■ Given request: Determine the number of lines that contain the word "コード式", then state that number and nothing more.

■ Input material:

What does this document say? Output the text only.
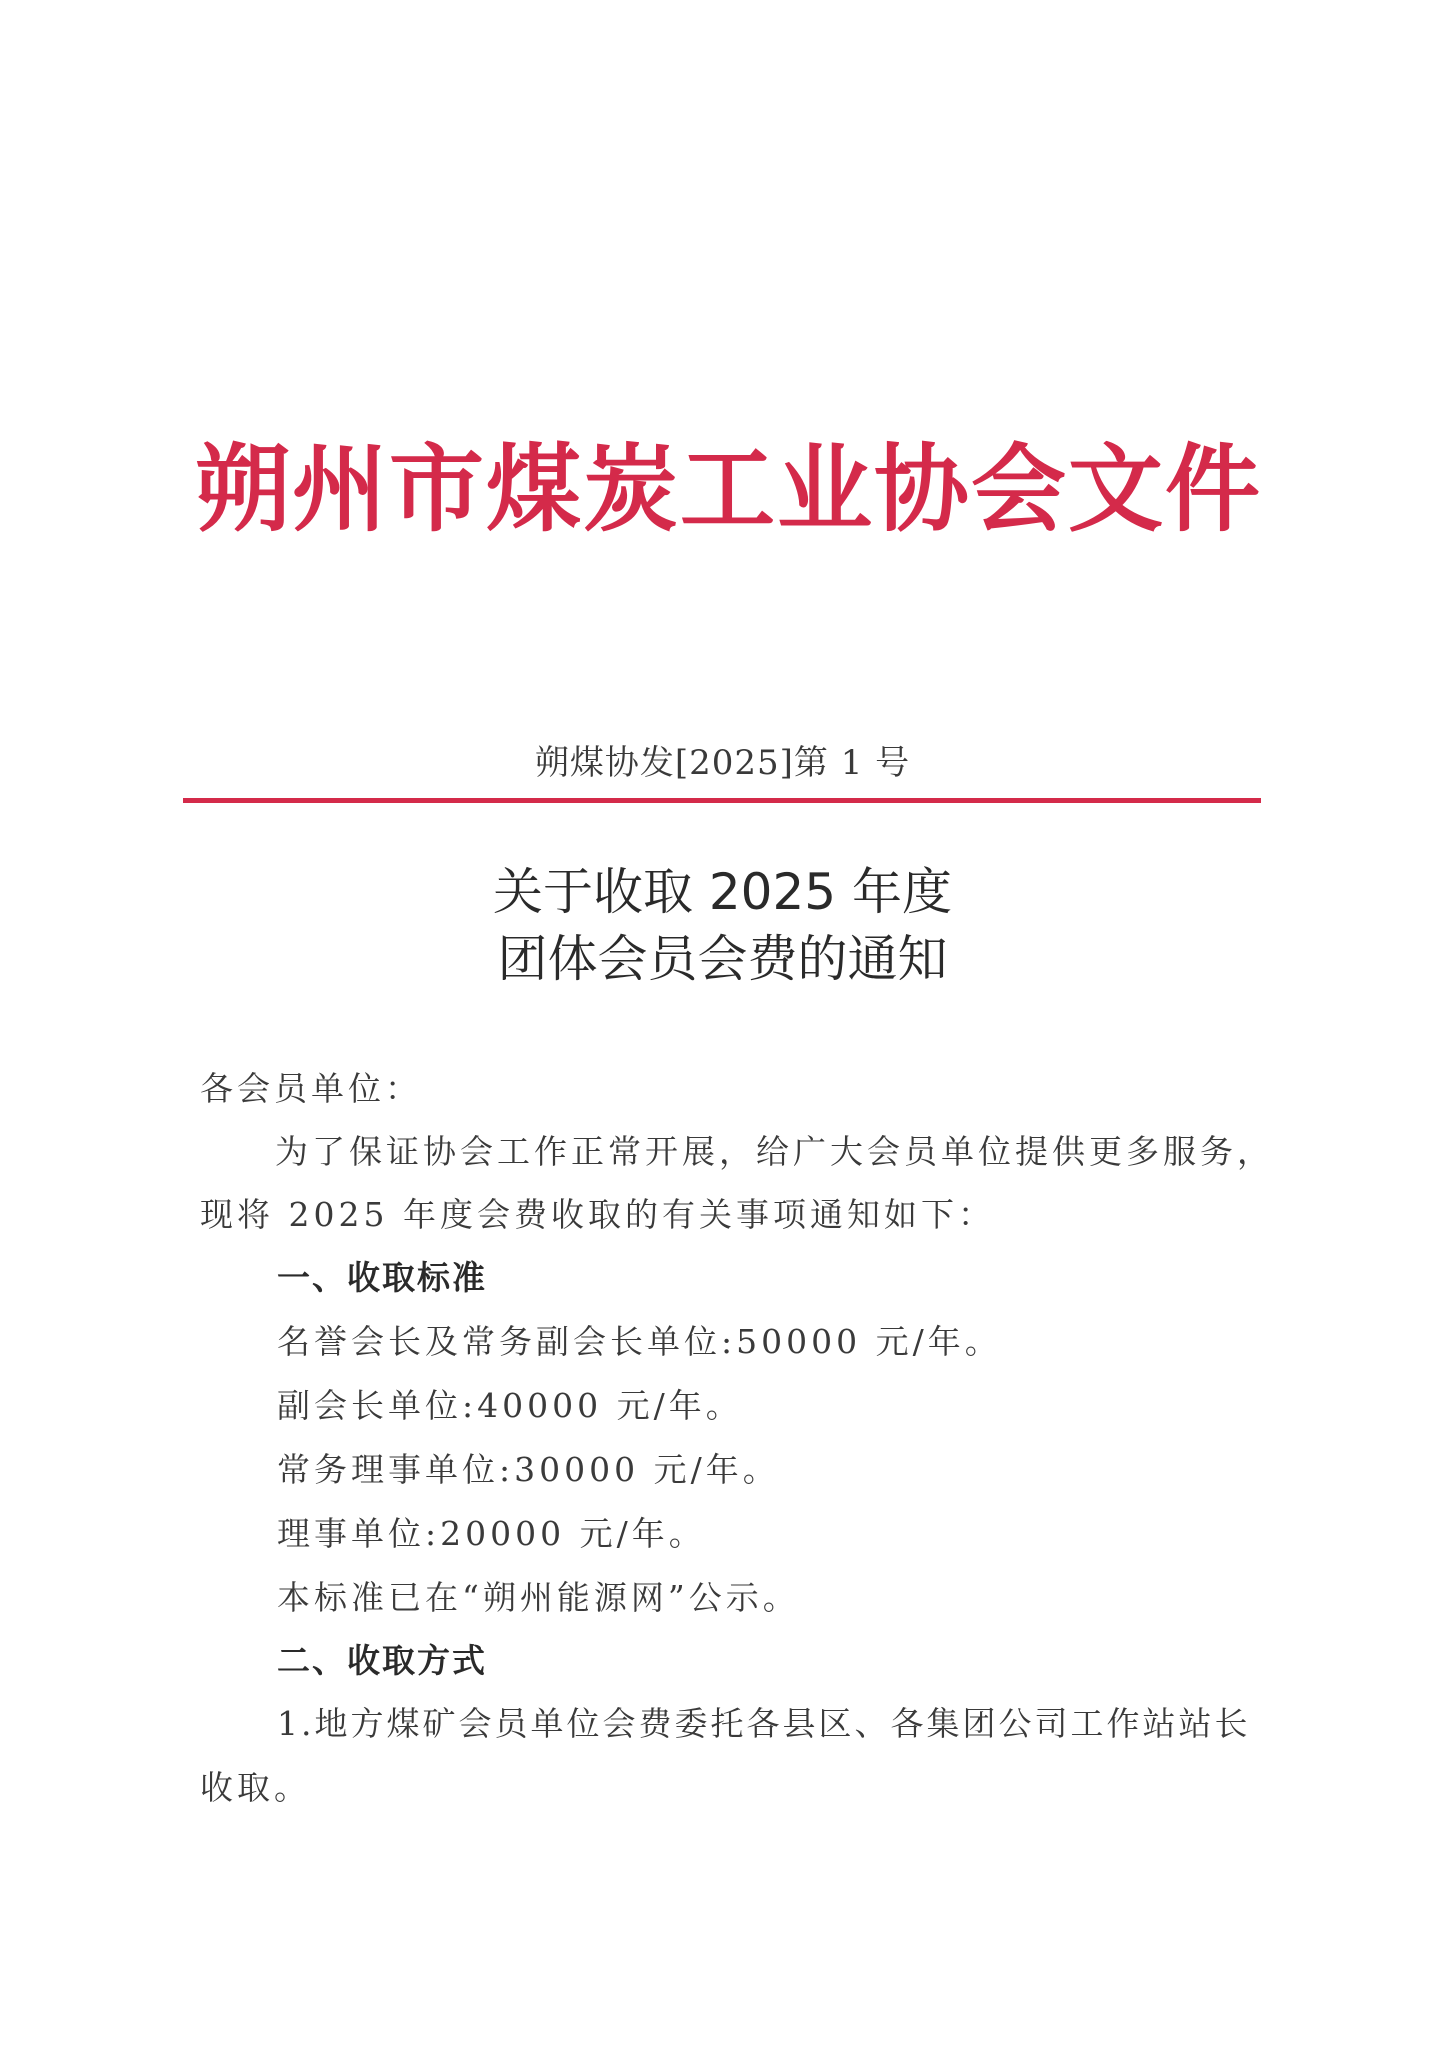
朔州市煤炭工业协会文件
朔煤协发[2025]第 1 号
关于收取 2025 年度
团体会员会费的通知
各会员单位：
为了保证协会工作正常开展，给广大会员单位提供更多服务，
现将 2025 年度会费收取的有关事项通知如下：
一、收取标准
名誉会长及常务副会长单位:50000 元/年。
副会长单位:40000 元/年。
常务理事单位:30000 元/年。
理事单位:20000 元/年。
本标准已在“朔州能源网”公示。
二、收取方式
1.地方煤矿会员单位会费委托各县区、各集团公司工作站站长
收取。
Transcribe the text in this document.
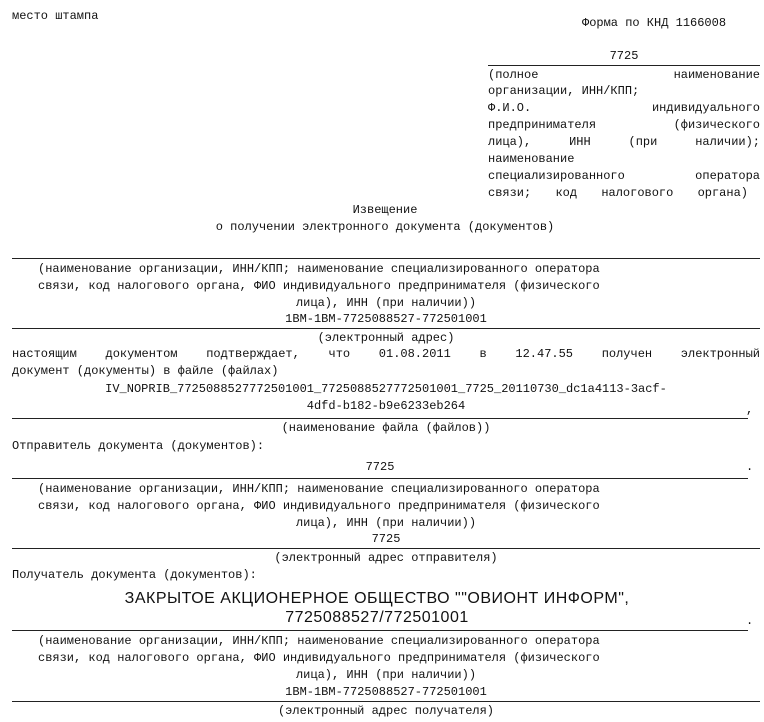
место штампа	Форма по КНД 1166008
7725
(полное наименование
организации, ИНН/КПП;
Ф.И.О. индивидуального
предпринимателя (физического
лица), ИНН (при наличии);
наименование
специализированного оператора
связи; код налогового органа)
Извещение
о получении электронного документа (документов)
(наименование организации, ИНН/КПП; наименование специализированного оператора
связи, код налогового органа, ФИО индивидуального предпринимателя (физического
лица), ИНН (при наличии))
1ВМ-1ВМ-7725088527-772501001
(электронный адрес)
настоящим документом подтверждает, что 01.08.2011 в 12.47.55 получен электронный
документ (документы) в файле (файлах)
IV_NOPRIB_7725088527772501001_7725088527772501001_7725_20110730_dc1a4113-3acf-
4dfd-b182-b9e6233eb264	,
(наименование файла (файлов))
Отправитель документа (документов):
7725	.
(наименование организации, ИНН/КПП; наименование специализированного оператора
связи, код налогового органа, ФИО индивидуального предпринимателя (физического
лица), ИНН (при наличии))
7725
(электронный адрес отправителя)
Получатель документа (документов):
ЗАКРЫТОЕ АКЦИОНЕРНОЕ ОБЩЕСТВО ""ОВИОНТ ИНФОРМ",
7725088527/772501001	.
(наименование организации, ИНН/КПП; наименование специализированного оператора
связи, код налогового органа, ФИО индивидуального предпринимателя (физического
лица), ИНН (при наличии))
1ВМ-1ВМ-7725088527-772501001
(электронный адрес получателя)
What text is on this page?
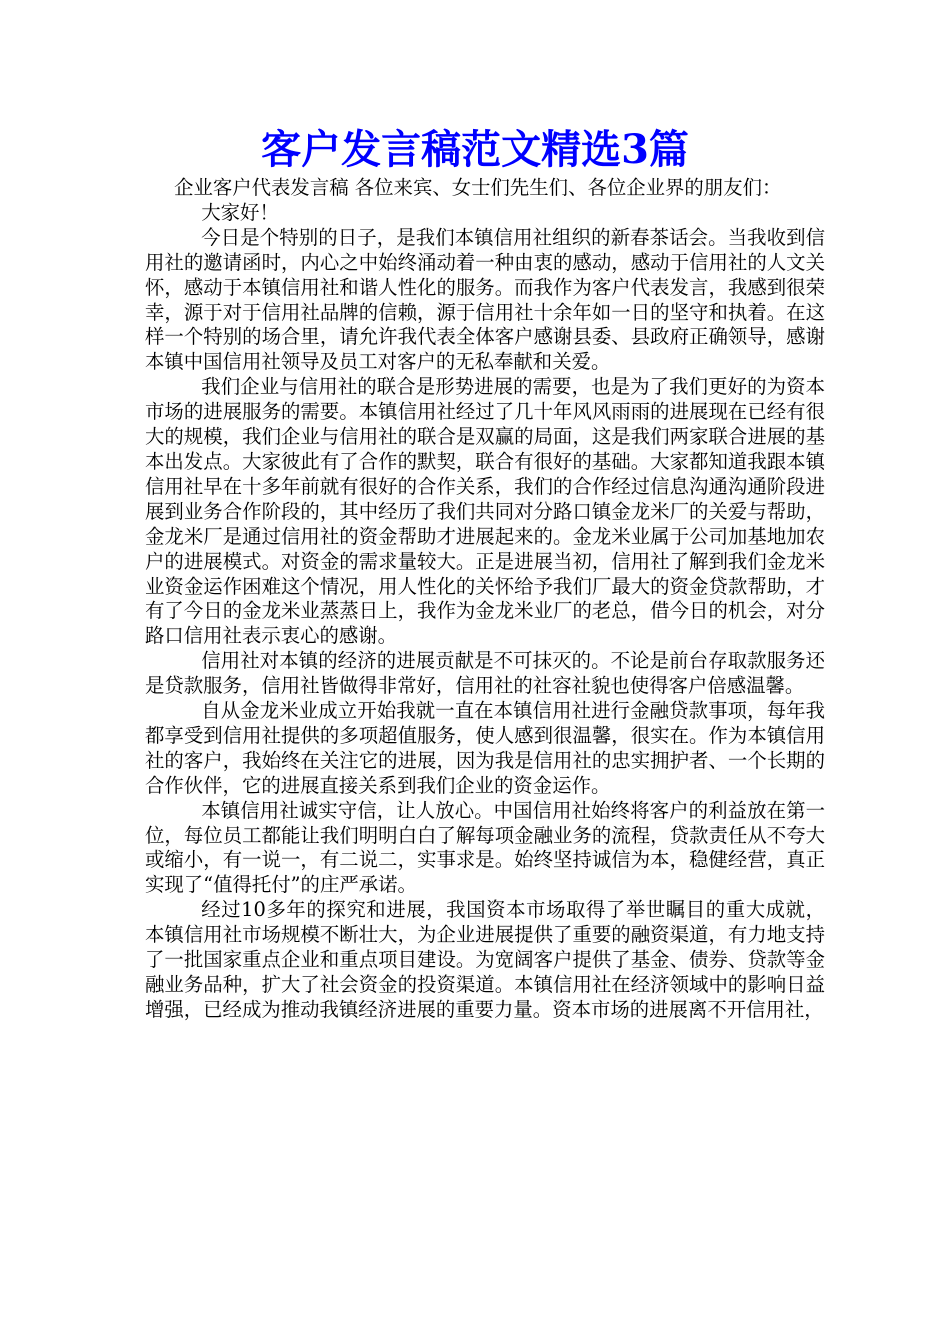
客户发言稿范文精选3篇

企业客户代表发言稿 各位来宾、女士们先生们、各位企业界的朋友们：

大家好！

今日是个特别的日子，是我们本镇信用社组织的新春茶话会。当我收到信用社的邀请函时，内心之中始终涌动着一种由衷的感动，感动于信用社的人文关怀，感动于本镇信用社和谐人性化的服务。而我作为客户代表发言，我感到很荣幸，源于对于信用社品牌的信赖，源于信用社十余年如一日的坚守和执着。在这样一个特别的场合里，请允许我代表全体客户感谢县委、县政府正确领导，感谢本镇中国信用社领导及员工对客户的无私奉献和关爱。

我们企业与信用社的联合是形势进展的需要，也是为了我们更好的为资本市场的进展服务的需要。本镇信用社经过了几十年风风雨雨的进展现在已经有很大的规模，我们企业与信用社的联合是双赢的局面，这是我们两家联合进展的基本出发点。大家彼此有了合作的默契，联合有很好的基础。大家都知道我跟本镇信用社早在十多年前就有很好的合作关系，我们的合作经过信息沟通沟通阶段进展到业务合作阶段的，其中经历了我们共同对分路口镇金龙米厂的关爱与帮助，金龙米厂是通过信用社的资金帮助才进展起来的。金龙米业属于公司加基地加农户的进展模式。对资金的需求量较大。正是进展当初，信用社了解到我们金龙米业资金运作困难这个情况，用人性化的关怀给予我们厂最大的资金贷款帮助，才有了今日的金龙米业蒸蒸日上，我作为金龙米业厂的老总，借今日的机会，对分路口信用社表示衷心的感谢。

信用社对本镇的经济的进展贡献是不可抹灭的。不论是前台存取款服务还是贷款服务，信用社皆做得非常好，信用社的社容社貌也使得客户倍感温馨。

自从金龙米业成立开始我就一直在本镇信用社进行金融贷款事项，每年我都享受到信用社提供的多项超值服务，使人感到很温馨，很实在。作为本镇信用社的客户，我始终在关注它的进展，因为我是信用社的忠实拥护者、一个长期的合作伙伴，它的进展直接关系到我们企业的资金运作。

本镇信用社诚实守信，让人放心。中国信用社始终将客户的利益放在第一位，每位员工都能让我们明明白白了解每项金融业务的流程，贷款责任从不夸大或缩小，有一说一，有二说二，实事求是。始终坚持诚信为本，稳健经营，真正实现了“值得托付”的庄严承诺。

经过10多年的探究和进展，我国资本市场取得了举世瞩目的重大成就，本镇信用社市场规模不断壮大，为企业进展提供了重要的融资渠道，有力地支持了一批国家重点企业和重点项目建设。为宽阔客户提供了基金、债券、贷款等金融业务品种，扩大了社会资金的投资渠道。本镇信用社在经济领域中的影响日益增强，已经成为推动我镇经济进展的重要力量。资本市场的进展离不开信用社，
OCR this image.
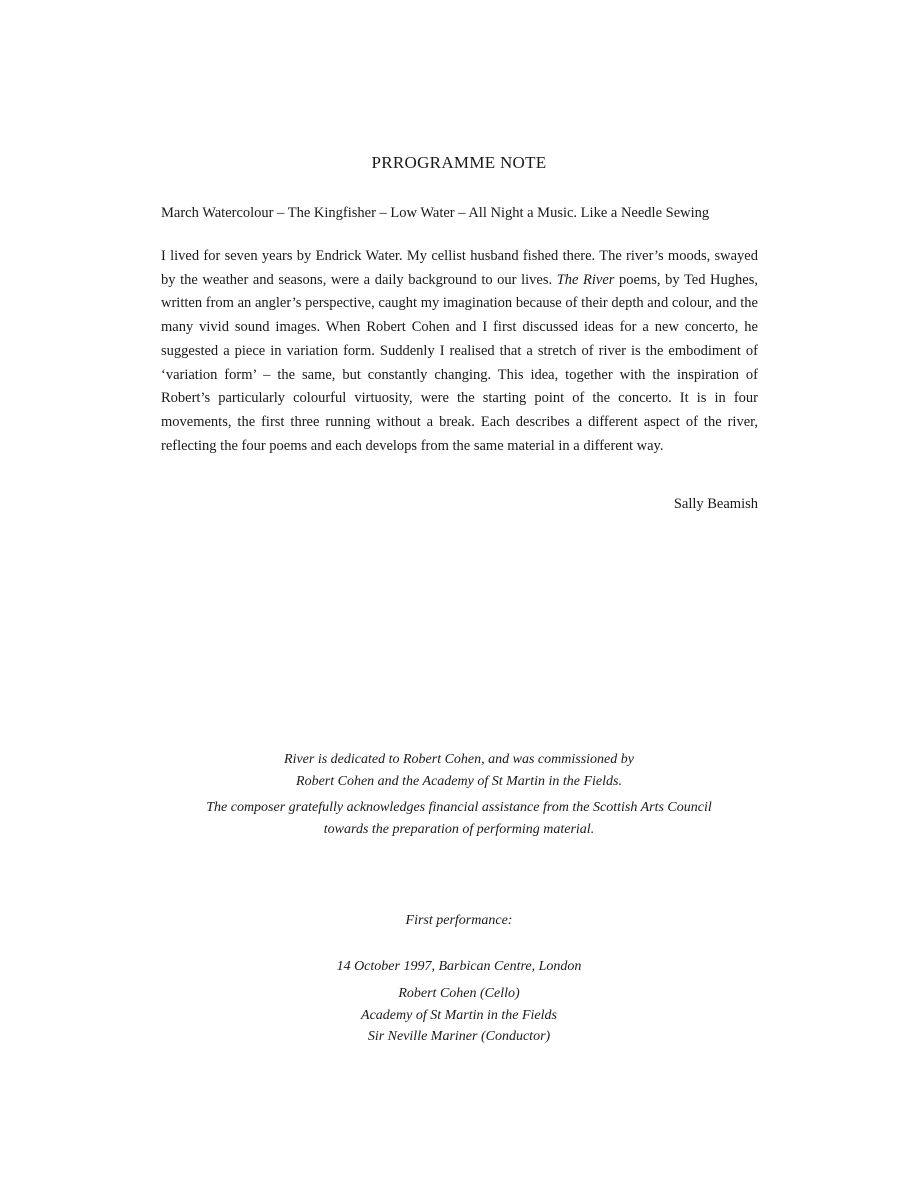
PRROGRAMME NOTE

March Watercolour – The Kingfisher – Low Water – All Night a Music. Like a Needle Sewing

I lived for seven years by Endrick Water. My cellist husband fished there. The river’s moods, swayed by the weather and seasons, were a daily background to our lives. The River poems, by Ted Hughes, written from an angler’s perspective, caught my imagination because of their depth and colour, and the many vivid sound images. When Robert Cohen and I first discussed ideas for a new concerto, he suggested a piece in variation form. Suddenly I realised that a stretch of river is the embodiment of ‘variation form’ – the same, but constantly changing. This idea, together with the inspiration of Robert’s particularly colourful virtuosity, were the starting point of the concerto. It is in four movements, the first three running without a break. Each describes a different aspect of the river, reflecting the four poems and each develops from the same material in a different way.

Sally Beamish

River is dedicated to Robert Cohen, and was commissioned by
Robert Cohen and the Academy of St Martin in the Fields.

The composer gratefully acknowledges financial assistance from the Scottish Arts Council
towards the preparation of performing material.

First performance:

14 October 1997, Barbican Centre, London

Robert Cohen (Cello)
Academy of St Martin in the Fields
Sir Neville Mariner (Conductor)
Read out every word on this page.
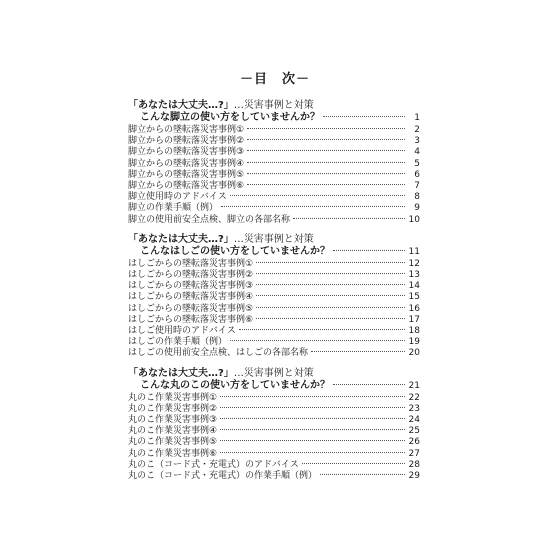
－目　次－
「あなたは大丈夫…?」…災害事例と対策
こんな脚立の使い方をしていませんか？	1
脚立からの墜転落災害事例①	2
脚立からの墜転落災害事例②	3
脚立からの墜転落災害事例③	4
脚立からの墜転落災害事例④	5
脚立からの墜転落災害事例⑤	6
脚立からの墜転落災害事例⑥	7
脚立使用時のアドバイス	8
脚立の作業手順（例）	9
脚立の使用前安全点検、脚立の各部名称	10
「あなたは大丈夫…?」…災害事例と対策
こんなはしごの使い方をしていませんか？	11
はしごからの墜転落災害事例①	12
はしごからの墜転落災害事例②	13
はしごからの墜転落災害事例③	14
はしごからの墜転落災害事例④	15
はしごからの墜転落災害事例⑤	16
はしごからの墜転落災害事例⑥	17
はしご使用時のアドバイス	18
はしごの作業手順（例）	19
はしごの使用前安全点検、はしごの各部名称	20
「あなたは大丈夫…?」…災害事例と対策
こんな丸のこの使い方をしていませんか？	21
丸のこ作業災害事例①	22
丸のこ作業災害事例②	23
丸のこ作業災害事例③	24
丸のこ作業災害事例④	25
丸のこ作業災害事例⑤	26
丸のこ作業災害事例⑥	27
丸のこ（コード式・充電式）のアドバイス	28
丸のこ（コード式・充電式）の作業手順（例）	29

■ Result for this exercise: 2